Israël n’a pas besoin de « recommandation » contre l’annexion — il a besoin de conséquences

Un demi-siècle d’occupation constitue un laps de temps suffisamment long pour que des états puissants comme l’Allemagne aient appris que la rhétorique sans actions ne fait que renforcer l’impunité israélienne.

Par Hagai El-Ad 30 avril 2020

Le Premier ministre israélien Benjamin Netanyahu tient une conférence de presse commune avec la chancelière allemande Angela Merkel à l’hôtel King David, à Jérusalem le 25 février 2014.
(Miriam Alster/FLASH90)

Dans une réunion du Conseil de sécurité des Nations Unies la semaine dernière à propos de la situation au Moyen-Orient, l’ambassadeur allemand Jürgen Schulz a prononcé ce qu’on pourrait prendre à tort pour un ferme avertissement, après les nouvelles que l’accord de coalition entre le Premier ministre israélien Benjamin Netanyahu et son rival Benny Gantz s’était engagé à poursuivre l’annexion de la Cisjordanie à partir du 1er juillet.

« Nous déconseillons fermement à tout gouvernement israélien toute annexion des territoires palestiniens occupés », a déclaré l’ambassadeur. « Cela constituerait une violation claire du droit international et aurait non seulement de sérieuses et négatives répercussions sur la viabilité de la solution à deux états et sur tout le processus de paix, mais potentiellement aussi sur la stabilité de la région et la situation d’Israël dans la communauté internationale. »
━━━
* **TRAVAIL À EFFECTUER**:
A – Répondez aux questions suivantes à partir de l'extrait :
(i) Quelle date figure à côté du nom de Hagai El-Ad ?
(ii) Dans quel hôtel s'est tenue la conférence de presse commune décrite dans la légende de la photographie ?
(iii) À partir de quelle date l'accord de coalition s'était-il engagé à poursuivre l'annexion de la Cisjordanie ?
B – Reproduisez à l'identique le passage de l'extrait situé entre « Un demi-siècle d’occupation » et « 25 février 2014. », ces deux bornes comprises.
━━━
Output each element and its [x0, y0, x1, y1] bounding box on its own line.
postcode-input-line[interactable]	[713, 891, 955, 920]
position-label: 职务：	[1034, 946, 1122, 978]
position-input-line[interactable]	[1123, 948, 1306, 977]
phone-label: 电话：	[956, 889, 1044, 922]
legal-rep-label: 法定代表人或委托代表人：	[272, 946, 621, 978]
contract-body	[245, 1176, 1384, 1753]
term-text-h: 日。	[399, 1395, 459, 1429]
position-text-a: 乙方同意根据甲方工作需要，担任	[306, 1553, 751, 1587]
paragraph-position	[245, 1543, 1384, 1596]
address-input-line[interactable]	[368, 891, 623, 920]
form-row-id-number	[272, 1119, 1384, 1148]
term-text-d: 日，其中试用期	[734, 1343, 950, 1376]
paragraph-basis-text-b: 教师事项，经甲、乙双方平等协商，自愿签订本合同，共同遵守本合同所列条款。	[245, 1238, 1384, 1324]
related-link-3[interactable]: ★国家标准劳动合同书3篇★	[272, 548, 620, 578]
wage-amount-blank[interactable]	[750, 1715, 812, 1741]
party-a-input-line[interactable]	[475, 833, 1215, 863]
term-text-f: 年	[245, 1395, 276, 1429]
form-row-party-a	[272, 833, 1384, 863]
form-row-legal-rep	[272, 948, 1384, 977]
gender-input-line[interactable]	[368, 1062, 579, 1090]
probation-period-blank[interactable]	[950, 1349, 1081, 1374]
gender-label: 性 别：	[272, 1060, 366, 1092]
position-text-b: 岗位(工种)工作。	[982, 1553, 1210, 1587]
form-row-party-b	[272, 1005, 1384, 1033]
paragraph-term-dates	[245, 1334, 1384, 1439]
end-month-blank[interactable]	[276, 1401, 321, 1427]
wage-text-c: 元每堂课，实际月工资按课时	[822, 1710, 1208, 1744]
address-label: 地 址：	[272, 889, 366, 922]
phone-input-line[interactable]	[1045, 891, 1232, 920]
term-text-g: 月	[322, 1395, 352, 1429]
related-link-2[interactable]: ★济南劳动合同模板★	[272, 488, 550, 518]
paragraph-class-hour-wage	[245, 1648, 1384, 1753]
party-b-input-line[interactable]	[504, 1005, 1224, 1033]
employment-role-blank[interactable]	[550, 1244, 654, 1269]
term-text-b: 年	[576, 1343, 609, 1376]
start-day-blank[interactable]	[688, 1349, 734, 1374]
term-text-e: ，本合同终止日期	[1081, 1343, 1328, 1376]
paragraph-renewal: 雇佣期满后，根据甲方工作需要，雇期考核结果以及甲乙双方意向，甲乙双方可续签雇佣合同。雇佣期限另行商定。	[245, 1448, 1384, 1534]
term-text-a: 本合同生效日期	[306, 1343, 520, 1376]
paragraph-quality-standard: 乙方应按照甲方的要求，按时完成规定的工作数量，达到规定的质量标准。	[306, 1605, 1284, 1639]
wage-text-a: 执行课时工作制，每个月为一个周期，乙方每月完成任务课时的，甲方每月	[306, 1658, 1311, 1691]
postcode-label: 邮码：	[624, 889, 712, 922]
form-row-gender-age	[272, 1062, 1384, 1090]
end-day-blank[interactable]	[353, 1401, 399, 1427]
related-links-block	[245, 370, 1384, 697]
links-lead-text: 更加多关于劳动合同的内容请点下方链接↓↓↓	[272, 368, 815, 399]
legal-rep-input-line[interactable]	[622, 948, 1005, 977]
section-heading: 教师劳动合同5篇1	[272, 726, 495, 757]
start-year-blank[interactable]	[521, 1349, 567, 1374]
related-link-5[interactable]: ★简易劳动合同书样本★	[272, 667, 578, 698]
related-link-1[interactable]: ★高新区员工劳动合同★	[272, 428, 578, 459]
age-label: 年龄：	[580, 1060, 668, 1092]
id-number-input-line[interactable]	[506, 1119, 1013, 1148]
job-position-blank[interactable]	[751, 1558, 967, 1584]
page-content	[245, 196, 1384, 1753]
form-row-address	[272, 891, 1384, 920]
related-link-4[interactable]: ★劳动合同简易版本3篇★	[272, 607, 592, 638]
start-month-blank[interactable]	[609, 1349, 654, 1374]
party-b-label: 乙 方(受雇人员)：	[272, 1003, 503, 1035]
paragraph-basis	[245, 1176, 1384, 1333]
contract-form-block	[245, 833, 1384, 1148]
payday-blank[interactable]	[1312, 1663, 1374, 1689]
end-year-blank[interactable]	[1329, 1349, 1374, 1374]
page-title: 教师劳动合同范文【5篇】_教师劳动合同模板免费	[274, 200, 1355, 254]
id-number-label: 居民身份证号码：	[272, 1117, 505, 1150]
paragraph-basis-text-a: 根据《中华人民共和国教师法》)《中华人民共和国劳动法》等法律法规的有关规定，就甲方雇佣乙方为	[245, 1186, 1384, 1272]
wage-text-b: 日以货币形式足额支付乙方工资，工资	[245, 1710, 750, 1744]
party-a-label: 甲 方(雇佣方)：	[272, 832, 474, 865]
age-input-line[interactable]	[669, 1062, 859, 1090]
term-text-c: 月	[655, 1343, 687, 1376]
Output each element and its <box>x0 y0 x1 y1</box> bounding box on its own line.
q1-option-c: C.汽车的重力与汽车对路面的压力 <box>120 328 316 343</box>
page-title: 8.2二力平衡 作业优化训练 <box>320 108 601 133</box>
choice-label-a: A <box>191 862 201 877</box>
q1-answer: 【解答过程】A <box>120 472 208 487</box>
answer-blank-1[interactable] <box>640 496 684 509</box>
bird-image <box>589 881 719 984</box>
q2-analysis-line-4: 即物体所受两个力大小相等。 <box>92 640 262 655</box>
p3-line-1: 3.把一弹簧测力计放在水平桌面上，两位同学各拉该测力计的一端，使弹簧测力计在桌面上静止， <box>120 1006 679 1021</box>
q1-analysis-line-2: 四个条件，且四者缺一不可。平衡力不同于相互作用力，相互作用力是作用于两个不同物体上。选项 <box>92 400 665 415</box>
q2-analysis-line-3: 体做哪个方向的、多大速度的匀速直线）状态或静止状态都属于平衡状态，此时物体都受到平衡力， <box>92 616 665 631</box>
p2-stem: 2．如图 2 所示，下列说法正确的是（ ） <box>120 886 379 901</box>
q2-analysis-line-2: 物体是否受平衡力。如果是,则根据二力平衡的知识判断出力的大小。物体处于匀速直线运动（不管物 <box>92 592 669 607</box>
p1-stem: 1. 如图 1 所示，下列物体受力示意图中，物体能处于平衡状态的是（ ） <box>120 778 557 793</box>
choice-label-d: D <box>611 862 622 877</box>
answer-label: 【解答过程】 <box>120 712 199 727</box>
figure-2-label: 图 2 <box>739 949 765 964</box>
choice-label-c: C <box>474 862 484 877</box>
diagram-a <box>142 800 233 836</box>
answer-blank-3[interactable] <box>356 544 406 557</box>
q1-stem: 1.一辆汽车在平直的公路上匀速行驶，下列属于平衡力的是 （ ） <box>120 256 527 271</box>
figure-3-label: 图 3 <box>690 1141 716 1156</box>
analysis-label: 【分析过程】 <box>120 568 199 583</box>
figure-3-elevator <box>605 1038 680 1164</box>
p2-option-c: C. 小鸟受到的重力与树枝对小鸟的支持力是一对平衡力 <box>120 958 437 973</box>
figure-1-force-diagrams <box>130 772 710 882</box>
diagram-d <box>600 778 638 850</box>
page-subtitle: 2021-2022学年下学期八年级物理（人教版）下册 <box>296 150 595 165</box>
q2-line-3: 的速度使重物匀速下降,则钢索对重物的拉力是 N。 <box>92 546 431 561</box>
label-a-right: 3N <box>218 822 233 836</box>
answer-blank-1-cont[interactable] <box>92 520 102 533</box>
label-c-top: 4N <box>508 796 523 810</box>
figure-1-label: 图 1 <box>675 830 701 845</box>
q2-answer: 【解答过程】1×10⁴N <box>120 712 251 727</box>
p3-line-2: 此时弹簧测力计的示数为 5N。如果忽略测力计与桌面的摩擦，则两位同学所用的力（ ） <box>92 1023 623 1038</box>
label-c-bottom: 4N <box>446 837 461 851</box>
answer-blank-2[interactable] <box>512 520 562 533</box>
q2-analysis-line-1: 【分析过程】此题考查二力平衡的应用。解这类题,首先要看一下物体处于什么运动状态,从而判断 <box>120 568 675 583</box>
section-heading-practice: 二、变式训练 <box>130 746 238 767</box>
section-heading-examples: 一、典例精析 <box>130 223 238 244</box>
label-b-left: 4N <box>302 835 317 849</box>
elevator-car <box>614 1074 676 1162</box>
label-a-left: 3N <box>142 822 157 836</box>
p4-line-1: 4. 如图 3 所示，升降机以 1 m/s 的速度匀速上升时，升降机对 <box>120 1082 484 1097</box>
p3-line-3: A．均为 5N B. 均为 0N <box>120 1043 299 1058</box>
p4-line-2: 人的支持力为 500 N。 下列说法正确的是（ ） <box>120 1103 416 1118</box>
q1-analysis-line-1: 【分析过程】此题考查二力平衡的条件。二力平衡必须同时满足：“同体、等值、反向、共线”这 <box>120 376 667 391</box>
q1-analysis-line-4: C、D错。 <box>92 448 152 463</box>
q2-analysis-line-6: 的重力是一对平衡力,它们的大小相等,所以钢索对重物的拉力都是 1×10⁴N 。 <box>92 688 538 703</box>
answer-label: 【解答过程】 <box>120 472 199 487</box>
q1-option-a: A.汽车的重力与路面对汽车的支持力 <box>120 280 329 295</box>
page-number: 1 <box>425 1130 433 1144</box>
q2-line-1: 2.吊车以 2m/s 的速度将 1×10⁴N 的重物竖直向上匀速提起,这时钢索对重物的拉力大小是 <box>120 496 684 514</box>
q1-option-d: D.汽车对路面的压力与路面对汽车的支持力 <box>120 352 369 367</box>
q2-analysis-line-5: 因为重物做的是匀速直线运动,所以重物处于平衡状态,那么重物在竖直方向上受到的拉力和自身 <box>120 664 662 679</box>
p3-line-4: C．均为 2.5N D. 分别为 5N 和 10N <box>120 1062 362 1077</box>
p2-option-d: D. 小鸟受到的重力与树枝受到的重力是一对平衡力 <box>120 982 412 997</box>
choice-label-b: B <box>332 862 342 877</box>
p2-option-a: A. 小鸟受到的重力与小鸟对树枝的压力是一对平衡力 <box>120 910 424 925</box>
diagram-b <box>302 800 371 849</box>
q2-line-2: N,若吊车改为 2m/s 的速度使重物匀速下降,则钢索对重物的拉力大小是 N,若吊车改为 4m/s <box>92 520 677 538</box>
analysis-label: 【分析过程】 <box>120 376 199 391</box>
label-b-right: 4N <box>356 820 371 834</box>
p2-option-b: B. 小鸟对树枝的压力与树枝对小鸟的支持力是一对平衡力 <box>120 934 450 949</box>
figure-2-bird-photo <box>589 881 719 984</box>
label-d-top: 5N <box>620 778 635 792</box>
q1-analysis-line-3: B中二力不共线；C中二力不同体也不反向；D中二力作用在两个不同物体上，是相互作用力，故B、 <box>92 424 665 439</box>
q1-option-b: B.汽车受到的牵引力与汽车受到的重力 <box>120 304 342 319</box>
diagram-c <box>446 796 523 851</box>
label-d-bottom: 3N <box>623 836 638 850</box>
━━━
* **RÉSULTATS DE L'EXERCICE**:
A –
(i) Le 30 avril 2020.
(ii) À l'hôtel King David, à Jérusalem.
(iii) À partir du 1er juillet.

B –
Un demi-siècle d’occupation constitue un laps de temps suffisamment long pour que des états puissants comme l’Allemagne aient appris que la rhétorique sans actions ne fait que renforcer l’impunité israélienne.

Par Hagai El-Ad 30 avril 2020

Le Premier ministre israélien Benjamin Netanyahu tient une conférence de presse commune avec la chancelière allemande Angela Merkel à l’hôtel King David, à Jérusalem le 25 février 2014.